> Written instruction: The records that follow need to be output exactly as they are.

Dataset listings of figures:
####################

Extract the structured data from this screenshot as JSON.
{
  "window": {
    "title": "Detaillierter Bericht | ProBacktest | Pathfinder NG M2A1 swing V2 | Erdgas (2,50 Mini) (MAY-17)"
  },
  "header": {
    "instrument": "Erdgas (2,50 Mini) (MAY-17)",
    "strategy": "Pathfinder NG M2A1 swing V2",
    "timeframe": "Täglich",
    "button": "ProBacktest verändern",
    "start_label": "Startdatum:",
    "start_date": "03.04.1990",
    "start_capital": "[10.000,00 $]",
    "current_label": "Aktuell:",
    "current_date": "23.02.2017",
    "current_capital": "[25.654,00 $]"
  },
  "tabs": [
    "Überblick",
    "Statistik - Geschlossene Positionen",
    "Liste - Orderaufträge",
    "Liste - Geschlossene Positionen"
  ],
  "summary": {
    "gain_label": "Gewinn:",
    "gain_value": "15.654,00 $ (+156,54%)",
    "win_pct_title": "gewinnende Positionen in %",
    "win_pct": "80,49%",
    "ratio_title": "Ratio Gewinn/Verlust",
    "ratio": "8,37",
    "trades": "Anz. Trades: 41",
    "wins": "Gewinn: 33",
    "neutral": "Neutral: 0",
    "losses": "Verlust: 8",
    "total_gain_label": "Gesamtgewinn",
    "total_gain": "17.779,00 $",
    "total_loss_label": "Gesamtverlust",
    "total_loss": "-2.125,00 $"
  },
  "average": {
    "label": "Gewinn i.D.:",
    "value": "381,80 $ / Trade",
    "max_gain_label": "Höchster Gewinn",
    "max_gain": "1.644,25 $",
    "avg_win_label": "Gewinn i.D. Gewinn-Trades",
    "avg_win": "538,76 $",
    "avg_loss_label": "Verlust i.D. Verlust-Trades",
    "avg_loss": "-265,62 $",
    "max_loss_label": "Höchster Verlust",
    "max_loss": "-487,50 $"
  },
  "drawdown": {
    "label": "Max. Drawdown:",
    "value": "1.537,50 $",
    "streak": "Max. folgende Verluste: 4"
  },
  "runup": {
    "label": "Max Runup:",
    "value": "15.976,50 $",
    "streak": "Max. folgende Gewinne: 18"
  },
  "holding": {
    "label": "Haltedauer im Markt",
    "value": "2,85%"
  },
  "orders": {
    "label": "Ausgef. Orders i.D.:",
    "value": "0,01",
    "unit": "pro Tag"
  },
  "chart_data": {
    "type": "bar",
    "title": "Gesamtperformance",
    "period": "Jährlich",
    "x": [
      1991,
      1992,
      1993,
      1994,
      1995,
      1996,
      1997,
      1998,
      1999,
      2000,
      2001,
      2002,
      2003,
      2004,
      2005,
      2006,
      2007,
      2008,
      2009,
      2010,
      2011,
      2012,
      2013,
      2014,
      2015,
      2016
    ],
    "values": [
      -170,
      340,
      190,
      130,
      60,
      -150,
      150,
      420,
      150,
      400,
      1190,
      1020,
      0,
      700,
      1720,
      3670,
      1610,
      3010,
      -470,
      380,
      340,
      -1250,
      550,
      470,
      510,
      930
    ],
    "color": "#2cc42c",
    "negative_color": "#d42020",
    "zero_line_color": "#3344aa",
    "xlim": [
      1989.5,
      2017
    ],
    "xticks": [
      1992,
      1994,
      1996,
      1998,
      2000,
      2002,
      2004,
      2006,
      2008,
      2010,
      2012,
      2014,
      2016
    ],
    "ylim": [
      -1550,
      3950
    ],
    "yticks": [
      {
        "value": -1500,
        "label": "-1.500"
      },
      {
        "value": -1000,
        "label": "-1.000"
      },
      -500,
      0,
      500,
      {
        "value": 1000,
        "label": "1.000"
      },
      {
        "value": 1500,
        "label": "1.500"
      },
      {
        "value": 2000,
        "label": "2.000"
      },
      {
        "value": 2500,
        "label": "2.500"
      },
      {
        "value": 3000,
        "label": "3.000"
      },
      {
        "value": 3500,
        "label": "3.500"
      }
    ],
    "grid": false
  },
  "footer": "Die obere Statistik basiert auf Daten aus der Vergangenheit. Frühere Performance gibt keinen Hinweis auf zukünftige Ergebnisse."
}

####################

> Output for this task:
Extract the structured data from this screenshot as JSON.
{
  "window": {
    "title": "Detaillierter Bericht | ProBacktest | Pathfinder NG M2A1 swing V2 | Erdgas (2,50 Mini) (MAY-17)"
  },
  "header": {
    "instrument": "Erdgas (2,50 Mini) (MAY-17)",
    "strategy": "Pathfinder NG M2A1 swing V2",
    "timeframe": "Täglich",
    "button": "ProBacktest verändern",
    "start_label": "Startdatum:",
    "start_date": "03.04.1990",
    "start_capital": "[10.000,00 $]",
    "current_label": "Aktuell:",
    "current_date": "23.02.2017",
    "current_capital": "[25.654,00 $]"
  },
  "tabs": [
    "Überblick",
    "Statistik - Geschlossene Positionen",
    "Liste - Orderaufträge",
    "Liste - Geschlossene Positionen"
  ],
  "summary": {
    "gain_label": "Gewinn:",
    "gain_value": "15.654,00 $ (+156,54%)",
    "win_pct_title": "gewinnende Positionen in %",
    "win_pct": "80,49%",
    "ratio_title": "Ratio Gewinn/Verlust",
    "ratio": "8,37",
    "trades": "Anz. Trades: 41",
    "wins": "Gewinn: 33",
    "neutral": "Neutral: 0",
    "losses": "Verlust: 8",
    "total_gain_label": "Gesamtgewinn",
    "total_gain": "17.779,00 $",
    "total_loss_label": "Gesamtverlust",
    "total_loss": "-2.125,00 $"
  },
  "average": {
    "label": "Gewinn i.D.:",
    "value": "381,80 $ / Trade",
    "max_gain_label": "Höchster Gewinn",
    "max_gain": "1.644,25 $",
    "avg_win_label": "Gewinn i.D. Gewinn-Trades",
    "avg_win": "538,76 $",
    "avg_loss_label": "Verlust i.D. Verlust-Trades",
    "avg_loss": "-265,62 $",
    "max_loss_label": "Höchster Verlust",
    "max_loss": "-487,50 $"
  },
  "drawdown": {
    "label": "Max. Drawdown:",
    "value": "1.537,50 $",
    "streak": "Max. folgende Verluste: 4"
  },
  "runup": {
    "label": "Max Runup:",
    "value": "15.976,50 $",
    "streak": "Max. folgende Gewinne: 18"
  },
  "holding": {
    "label": "Haltedauer im Markt",
    "value": "2,85%"
  },
  "orders": {
    "label": "Ausgef. Orders i.D.:",
    "value": "0,01",
    "unit": "pro Tag"
  },
  "chart_data": {
    "type": "bar",
    "title": "Gesamtperformance",
    "period": "Jährlich",
    "x": [
      1991,
      1992,
      1993,
      1994,
      1995,
      1996,
      1997,
      1998,
      1999,
      2000,
      2001,
      2002,
      2003,
      2004,
      2005,
      2006,
      2007,
      2008,
      2009,
      2010,
      2011,
      2012,
      2013,
      2014,
      2015,
      2016
    ],
    "values": [
      -170,
      340,
      190,
      130,
      60,
      -150,
      150,
      420,
      150,
      400,
      1190,
      1020,
      0,
      700,
      1720,
      3670,
      1610,
      3010,
      -470,
      380,
      340,
      -1250,
      550,
      470,
      510,
      930
    ],
    "color": "#2cc42c",
    "negative_color": "#d42020",
    "zero_line_color": "#3344aa",
    "xlim": [
      1989.5,
      2017
    ],
    "xticks": [
      1992,
      1994,
      1996,
      1998,
      2000,
      2002,
      2004,
      2006,
      2008,
      2010,
      2012,
      2014,
      2016
    ],
    "ylim": [
      -1550,
      3950
    ],
    "yticks": [
      {
        "value": -1500,
        "label": "-1.500"
      },
      {
        "value": -1000,
        "label": "-1.000"
      },
      -500,
      0,
      500,
      {
        "value": 1000,
        "label": "1.000"
      },
      {
        "value": 1500,
        "label": "1.500"
      },
      {
        "value": 2000,
        "label": "2.000"
      },
      {
        "value": 2500,
        "label": "2.500"
      },
      {
        "value": 3000,
        "label": "3.000"
      },
      {
        "value": 3500,
        "label": "3.500"
      }
    ],
    "grid": false
  },
  "footer": "Die obere Statistik basiert auf Daten aus der Vergangenheit. Frühere Performance gibt keinen Hinweis auf zukünftige Ergebnisse."
}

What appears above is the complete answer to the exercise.